[Dataset items]
/---
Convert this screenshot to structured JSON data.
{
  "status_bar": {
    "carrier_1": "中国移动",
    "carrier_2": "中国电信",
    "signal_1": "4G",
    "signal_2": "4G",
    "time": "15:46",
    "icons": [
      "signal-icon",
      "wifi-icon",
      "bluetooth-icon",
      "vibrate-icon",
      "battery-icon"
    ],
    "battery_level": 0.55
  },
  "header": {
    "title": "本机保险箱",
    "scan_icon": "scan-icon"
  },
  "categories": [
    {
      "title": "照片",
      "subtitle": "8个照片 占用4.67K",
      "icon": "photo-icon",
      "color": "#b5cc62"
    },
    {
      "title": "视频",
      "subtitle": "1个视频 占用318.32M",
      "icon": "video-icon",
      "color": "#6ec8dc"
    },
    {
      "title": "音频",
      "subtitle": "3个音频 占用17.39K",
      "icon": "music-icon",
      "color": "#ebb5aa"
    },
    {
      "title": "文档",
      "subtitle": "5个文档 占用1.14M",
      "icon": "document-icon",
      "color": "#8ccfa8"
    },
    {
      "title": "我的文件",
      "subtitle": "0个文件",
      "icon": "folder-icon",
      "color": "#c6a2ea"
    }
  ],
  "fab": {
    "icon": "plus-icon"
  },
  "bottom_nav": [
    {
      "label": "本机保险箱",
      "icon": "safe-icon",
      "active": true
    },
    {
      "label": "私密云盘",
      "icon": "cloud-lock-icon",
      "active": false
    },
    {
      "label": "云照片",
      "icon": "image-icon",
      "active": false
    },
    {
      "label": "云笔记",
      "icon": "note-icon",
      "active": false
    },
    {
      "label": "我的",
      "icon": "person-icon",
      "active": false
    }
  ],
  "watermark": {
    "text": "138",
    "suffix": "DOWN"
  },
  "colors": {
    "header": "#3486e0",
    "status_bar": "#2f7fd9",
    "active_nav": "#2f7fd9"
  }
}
\---
Each entry must be reproduced verbatim.

_TASK ANSWER_
Convert this screenshot to structured JSON data.
{
  "status_bar": {
    "carrier_1": "中国移动",
    "carrier_2": "中国电信",
    "signal_1": "4G",
    "signal_2": "4G",
    "time": "15:46",
    "icons": [
      "signal-icon",
      "wifi-icon",
      "bluetooth-icon",
      "vibrate-icon",
      "battery-icon"
    ],
    "battery_level": 0.55
  },
  "header": {
    "title": "本机保险箱",
    "scan_icon": "scan-icon"
  },
  "categories": [
    {
      "title": "照片",
      "subtitle": "8个照片 占用4.67K",
      "icon": "photo-icon",
      "color": "#b5cc62"
    },
    {
      "title": "视频",
      "subtitle": "1个视频 占用318.32M",
      "icon": "video-icon",
      "color": "#6ec8dc"
    },
    {
      "title": "音频",
      "subtitle": "3个音频 占用17.39K",
      "icon": "music-icon",
      "color": "#ebb5aa"
    },
    {
      "title": "文档",
      "subtitle": "5个文档 占用1.14M",
      "icon": "document-icon",
      "color": "#8ccfa8"
    },
    {
      "title": "我的文件",
      "subtitle": "0个文件",
      "icon": "folder-icon",
      "color": "#c6a2ea"
    }
  ],
  "fab": {
    "icon": "plus-icon"
  },
  "bottom_nav": [
    {
      "label": "本机保险箱",
      "icon": "safe-icon",
      "active": true
    },
    {
      "label": "私密云盘",
      "icon": "cloud-lock-icon",
      "active": false
    },
    {
      "label": "云照片",
      "icon": "image-icon",
      "active": false
    },
    {
      "label": "云笔记",
      "icon": "note-icon",
      "active": false
    },
    {
      "label": "我的",
      "icon": "person-icon",
      "active": false
    }
  ],
  "watermark": {
    "text": "138",
    "suffix": "DOWN"
  },
  "colors": {
    "header": "#3486e0",
    "status_bar": "#2f7fd9",
    "active_nav": "#2f7fd9"
  }
}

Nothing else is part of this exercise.